### Material provided
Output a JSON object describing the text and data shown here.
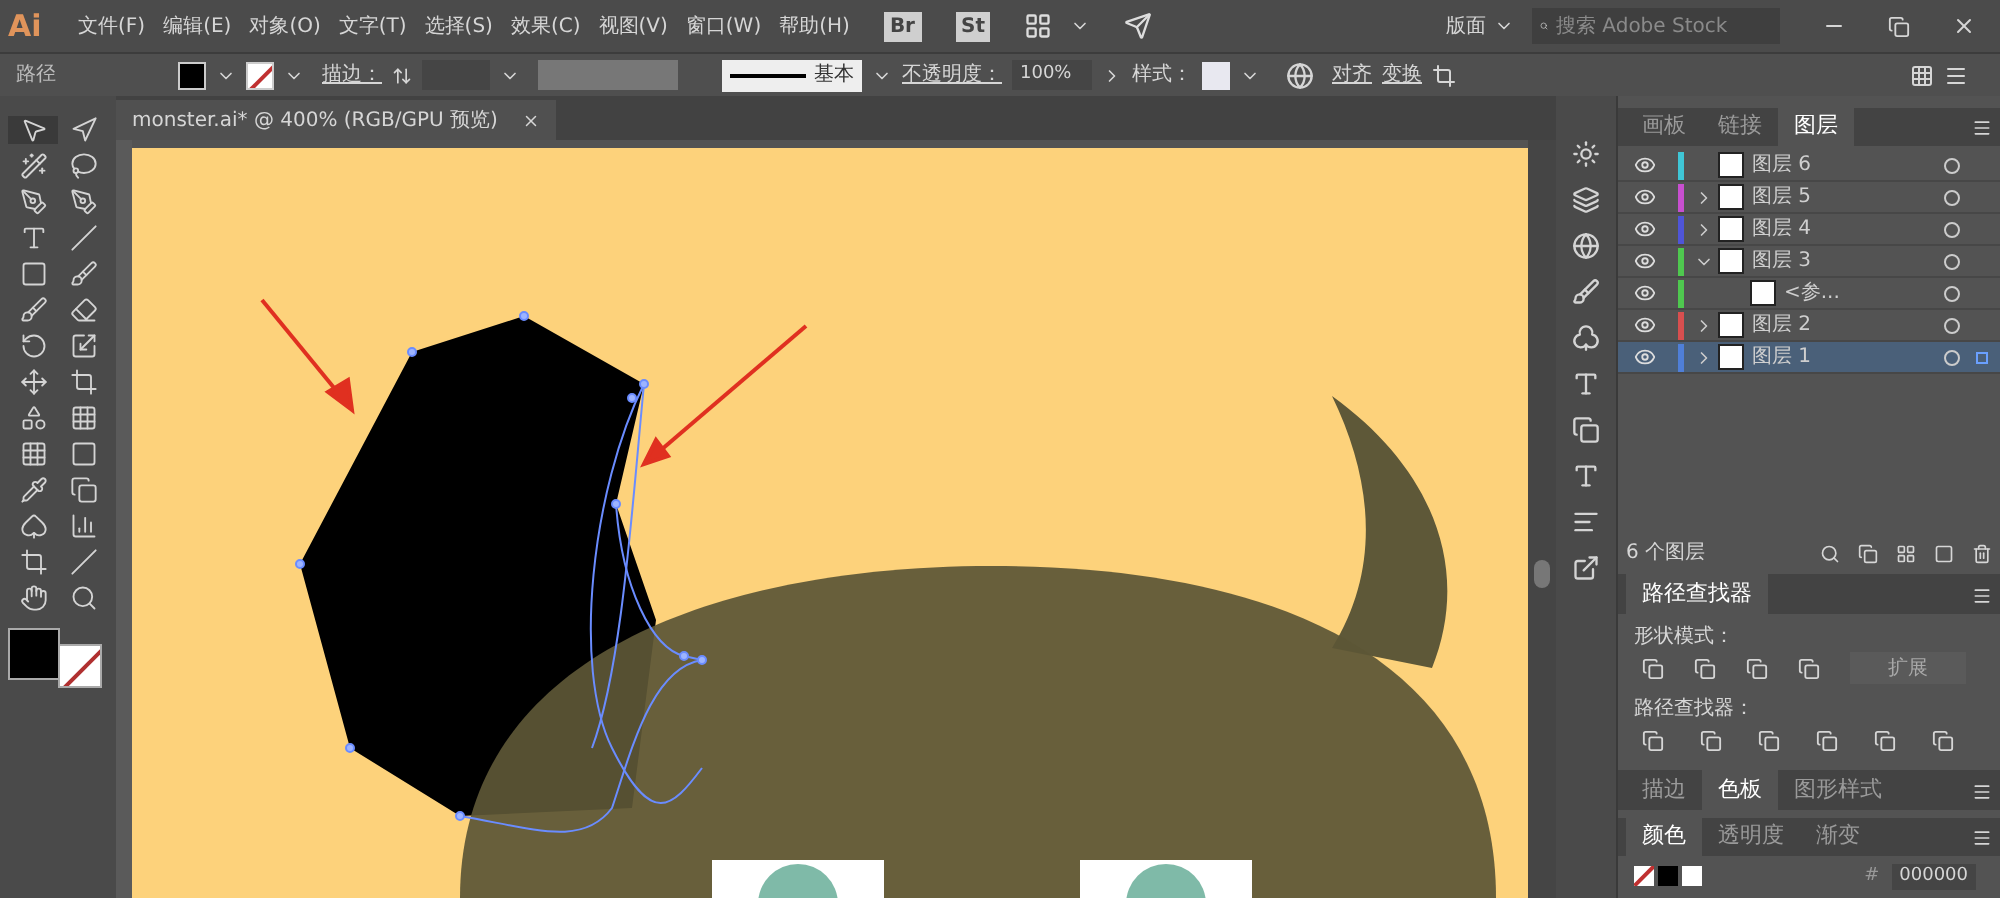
{
  "app": {
    "logo": "Ai",
    "menu": [
      "文件(F)",
      "编辑(E)",
      "对象(O)",
      "文字(T)",
      "选择(S)",
      "效果(C)",
      "视图(V)",
      "窗口(W)",
      "帮助(H)"
    ],
    "bridges": [
      "Br",
      "St"
    ],
    "workspace": "版面",
    "search": {
      "placeholder": "搜索 Adobe Stock"
    }
  },
  "control_bar": {
    "selection": "路径",
    "stroke_label": "描边：",
    "stroke_style": "基本",
    "opacity_label": "不透明度：",
    "opacity": "100%",
    "style_label": "样式：",
    "align": "对齐",
    "transform": "变换"
  },
  "document_tab": {
    "title": "monster.ai* @ 400% (RGB/GPU 预览)"
  },
  "layers_panel": {
    "tabs": [
      {
        "label": "画板",
        "selected": false
      },
      {
        "label": "链接",
        "selected": false
      },
      {
        "label": "图层",
        "selected": true
      }
    ],
    "layers": [
      {
        "name": "图层 6",
        "color": "#3fc6d6",
        "visible": true,
        "selected": false
      },
      {
        "name": "图层 5",
        "color": "#c84fd0",
        "visible": true,
        "expanded": false,
        "selected": false
      },
      {
        "name": "图层 4",
        "color": "#4f55d8",
        "visible": true,
        "expanded": false,
        "selected": false
      },
      {
        "name": "图层 3",
        "color": "#4fc84f",
        "visible": true,
        "expanded": true,
        "selected": false,
        "children": [
          {
            "name": "<参...",
            "color": "#4fc84f",
            "visible": true,
            "selected": false
          }
        ]
      },
      {
        "name": "图层 2",
        "color": "#d84f4f",
        "visible": true,
        "expanded": false,
        "selected": false
      },
      {
        "name": "图层 1",
        "color": "#4f7fd8",
        "visible": true,
        "expanded": false,
        "selected": true
      }
    ],
    "count": "6 个图层"
  },
  "pathfinder_panel": {
    "title": "路径查找器",
    "shape_modes_label": "形状模式：",
    "expand_button": {
      "label": "扩展",
      "disabled": true
    },
    "pathfinders_label": "路径查找器："
  },
  "swatch_tabs": [
    {
      "label": "描边",
      "selected": false
    },
    {
      "label": "色板",
      "selected": true
    },
    {
      "label": "图形样式",
      "selected": false
    }
  ],
  "color_panel": {
    "tabs": [
      {
        "label": "颜色",
        "selected": true
      },
      {
        "label": "透明度",
        "selected": false
      },
      {
        "label": "渐变",
        "selected": false
      }
    ],
    "hex_label": "#",
    "hex": "000000"
  }
}
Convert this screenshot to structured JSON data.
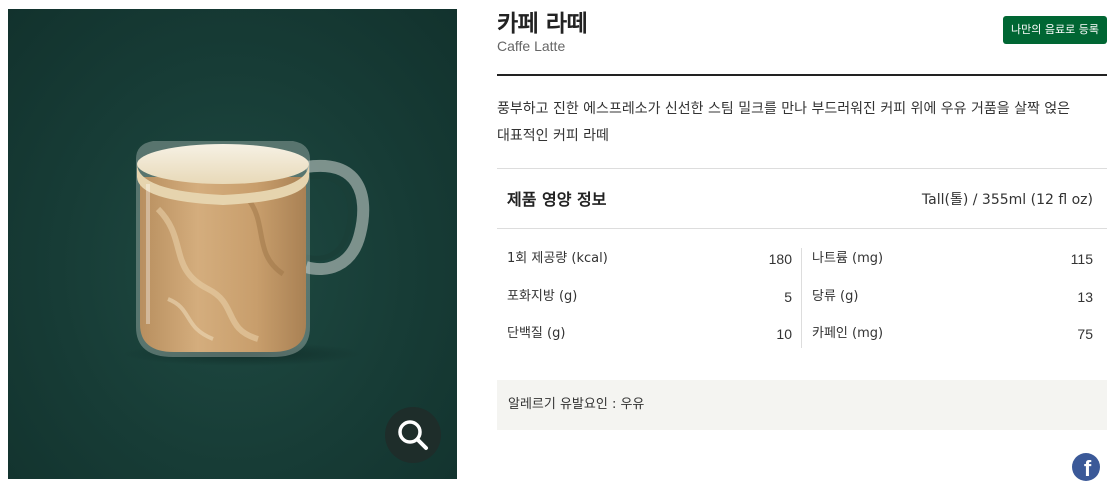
{
  "product": {
    "name_ko": "카페 라떼",
    "name_en": "Caffe Latte",
    "register_button": "나만의 음료로 등록",
    "description": "풍부하고 진한 에스프레소가 신선한 스팀 밀크를 만나 부드러워진 커피 위에 우유 거품을 살짝 얹은 대표적인 커피 라떼",
    "image_alt": "caffe-latte-in-glass-mug",
    "zoom_icon": "search-icon"
  },
  "nutrition": {
    "title": "제품 영양 정보",
    "serving": "Tall(톨) / 355ml (12 fl oz)",
    "left": [
      {
        "label": "1회 제공량 (kcal)",
        "value": "180"
      },
      {
        "label": "포화지방 (g)",
        "value": "5"
      },
      {
        "label": "단백질 (g)",
        "value": "10"
      }
    ],
    "right": [
      {
        "label": "나트륨 (mg)",
        "value": "115"
      },
      {
        "label": "당류 (g)",
        "value": "13"
      },
      {
        "label": "카페인 (mg)",
        "value": "75"
      }
    ]
  },
  "allergy": {
    "text": "알레르기 유발요인 : 우유"
  },
  "share": {
    "facebook_label": "f",
    "facebook_icon": "facebook-icon"
  },
  "colors": {
    "brand_green": "#006633",
    "image_bg": "#173c36",
    "facebook_blue": "#3b5998"
  }
}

### Set problem
Quote the full listing above word for word; exclude every picture from the copy.

### The output
Output a JSON object describing the text and data shown here.
{
  "app": {
    "logo": "Ai",
    "menu": [
      "文件(F)",
      "编辑(E)",
      "对象(O)",
      "文字(T)",
      "选择(S)",
      "效果(C)",
      "视图(V)",
      "窗口(W)",
      "帮助(H)"
    ],
    "bridges": [
      "Br",
      "St"
    ],
    "workspace": "版面",
    "search": {
      "placeholder": "搜索 Adobe Stock"
    }
  },
  "control_bar": {
    "selection": "路径",
    "stroke_label": "描边：",
    "stroke_style": "基本",
    "opacity_label": "不透明度：",
    "opacity": "100%",
    "style_label": "样式：",
    "align": "对齐",
    "transform": "变换"
  },
  "document_tab": {
    "title": "monster.ai* @ 400% (RGB/GPU 预览)"
  },
  "layers_panel": {
    "tabs": [
      {
        "label": "画板",
        "selected": false
      },
      {
        "label": "链接",
        "selected": false
      },
      {
        "label": "图层",
        "selected": true
      }
    ],
    "layers": [
      {
        "name": "图层 6",
        "color": "#3fc6d6",
        "visible": true,
        "selected": false
      },
      {
        "name": "图层 5",
        "color": "#c84fd0",
        "visible": true,
        "expanded": false,
        "selected": false
      },
      {
        "name": "图层 4",
        "color": "#4f55d8",
        "visible": true,
        "expanded": false,
        "selected": false
      },
      {
        "name": "图层 3",
        "color": "#4fc84f",
        "visible": true,
        "expanded": true,
        "selected": false,
        "children": [
          {
            "name": "<参...",
            "color": "#4fc84f",
            "visible": true,
            "selected": false
          }
        ]
      },
      {
        "name": "图层 2",
        "color": "#d84f4f",
        "visible": true,
        "expanded": false,
        "selected": false
      },
      {
        "name": "图层 1",
        "color": "#4f7fd8",
        "visible": true,
        "expanded": false,
        "selected": true
      }
    ],
    "count": "6 个图层"
  },
  "pathfinder_panel": {
    "title": "路径查找器",
    "shape_modes_label": "形状模式：",
    "expand_button": {
      "label": "扩展",
      "disabled": true
    },
    "pathfinders_label": "路径查找器："
  },
  "swatch_tabs": [
    {
      "label": "描边",
      "selected": false
    },
    {
      "label": "色板",
      "selected": true
    },
    {
      "label": "图形样式",
      "selected": false
    }
  ],
  "color_panel": {
    "tabs": [
      {
        "label": "颜色",
        "selected": true
      },
      {
        "label": "透明度",
        "selected": false
      },
      {
        "label": "渐变",
        "selected": false
      }
    ],
    "hex_label": "#",
    "hex": "000000"
  }
}
Convert this screenshot to structured JSON data.
{
  "product": {
    "name_ko": "카페 라떼",
    "name_en": "Caffe Latte",
    "register_button": "나만의 음료로 등록",
    "description": "풍부하고 진한 에스프레소가 신선한 스팀 밀크를 만나 부드러워진 커피 위에 우유 거품을 살짝 얹은 대표적인 커피 라떼",
    "image_alt": "caffe-latte-in-glass-mug",
    "zoom_icon": "search-icon"
  },
  "nutrition": {
    "title": "제품 영양 정보",
    "serving": "Tall(톨) / 355ml (12 fl oz)",
    "left": [
      {
        "label": "1회 제공량 (kcal)",
        "value": "180"
      },
      {
        "label": "포화지방 (g)",
        "value": "5"
      },
      {
        "label": "단백질 (g)",
        "value": "10"
      }
    ],
    "right": [
      {
        "label": "나트륨 (mg)",
        "value": "115"
      },
      {
        "label": "당류 (g)",
        "value": "13"
      },
      {
        "label": "카페인 (mg)",
        "value": "75"
      }
    ]
  },
  "allergy": {
    "text": "알레르기 유발요인 : 우유"
  },
  "share": {
    "facebook_label": "f",
    "facebook_icon": "facebook-icon"
  },
  "colors": {
    "brand_green": "#006633",
    "image_bg": "#173c36",
    "facebook_blue": "#3b5998"
  }
}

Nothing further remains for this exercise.